§ **EXERCISE INSTRUCTIONS**
From the material below, list every line containing "王子才意识到吉尔特为了救他的儿子而杀死了狼".

• • • •

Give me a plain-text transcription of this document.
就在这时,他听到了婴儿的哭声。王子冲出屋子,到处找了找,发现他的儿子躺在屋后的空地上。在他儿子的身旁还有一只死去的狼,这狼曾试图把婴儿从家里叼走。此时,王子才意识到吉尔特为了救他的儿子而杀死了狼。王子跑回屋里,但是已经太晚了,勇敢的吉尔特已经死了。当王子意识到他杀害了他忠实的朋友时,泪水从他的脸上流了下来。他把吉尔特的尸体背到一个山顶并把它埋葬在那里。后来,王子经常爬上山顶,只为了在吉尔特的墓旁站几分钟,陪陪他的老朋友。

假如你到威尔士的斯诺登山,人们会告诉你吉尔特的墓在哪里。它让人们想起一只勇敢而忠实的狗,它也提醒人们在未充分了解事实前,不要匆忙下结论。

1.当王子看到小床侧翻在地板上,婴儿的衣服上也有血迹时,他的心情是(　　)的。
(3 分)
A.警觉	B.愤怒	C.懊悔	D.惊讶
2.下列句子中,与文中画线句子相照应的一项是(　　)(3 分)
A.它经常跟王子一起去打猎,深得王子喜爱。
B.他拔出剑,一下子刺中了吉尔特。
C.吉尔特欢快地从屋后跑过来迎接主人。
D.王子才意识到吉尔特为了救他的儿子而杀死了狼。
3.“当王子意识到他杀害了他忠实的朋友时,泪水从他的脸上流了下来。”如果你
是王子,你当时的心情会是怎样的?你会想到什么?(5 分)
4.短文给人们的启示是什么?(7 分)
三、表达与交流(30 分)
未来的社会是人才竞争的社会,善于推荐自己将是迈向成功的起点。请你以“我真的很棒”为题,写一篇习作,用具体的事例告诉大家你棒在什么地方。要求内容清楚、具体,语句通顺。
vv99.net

• • • •

§ **EXPECTED OUTPUT**
就在这时,他听到了婴儿的哭声。王子冲出屋子,到处找了找,发现他的儿子躺在屋后的空地上。在他儿子的身旁还有一只死去的狼,这狼曾试图把婴儿从家里叼走。此时,王子才意识到吉尔特为了救他的儿子而杀死了狼。王子跑回屋里,但是已经太晚了,勇敢的吉尔特已经死了。当王子意识到他杀害了他忠实的朋友时,泪水从他的脸上流了下来。他把吉尔特的尸体背到一个山顶并把它埋葬在那里。后来,王子经常爬上山顶,只为了在吉尔特的墓旁站几分钟,陪陪他的老朋友。
D.王子才意识到吉尔特为了救他的儿子而杀死了狼。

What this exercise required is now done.